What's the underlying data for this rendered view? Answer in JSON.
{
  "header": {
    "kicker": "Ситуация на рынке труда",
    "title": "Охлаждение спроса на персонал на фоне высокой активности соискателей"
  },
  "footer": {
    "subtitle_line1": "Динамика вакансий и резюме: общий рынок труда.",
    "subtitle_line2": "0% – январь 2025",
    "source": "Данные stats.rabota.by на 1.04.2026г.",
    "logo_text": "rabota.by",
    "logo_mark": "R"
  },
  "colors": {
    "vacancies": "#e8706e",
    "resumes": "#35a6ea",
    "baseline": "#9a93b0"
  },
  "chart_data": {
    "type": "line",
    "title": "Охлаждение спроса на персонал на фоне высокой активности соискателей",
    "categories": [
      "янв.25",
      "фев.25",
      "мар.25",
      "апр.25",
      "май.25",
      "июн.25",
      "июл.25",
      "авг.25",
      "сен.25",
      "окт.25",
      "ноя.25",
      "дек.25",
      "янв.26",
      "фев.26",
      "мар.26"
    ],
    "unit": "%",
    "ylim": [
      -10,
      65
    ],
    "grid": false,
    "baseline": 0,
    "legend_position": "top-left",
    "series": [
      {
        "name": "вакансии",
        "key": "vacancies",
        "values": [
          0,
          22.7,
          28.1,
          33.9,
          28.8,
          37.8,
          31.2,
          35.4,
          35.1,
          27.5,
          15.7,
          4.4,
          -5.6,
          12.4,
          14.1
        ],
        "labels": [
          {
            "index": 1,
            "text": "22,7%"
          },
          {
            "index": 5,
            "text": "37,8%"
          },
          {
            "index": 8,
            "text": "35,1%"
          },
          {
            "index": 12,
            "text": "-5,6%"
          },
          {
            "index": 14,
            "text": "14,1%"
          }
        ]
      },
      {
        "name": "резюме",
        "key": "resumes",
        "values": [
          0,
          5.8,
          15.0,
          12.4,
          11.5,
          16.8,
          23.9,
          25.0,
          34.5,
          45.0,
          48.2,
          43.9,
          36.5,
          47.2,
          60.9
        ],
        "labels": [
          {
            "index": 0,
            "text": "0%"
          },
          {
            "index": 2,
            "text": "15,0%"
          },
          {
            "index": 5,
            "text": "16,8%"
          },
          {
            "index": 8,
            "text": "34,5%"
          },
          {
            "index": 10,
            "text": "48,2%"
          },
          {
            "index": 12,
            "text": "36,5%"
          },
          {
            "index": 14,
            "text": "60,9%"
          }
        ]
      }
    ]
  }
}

(Exercise goal):
From the records above, pull out each line that has "резюме".

(The reply):
    "subtitle_line1": "Динамика вакансий и резюме: общий рынок труда.",
        "name": "резюме",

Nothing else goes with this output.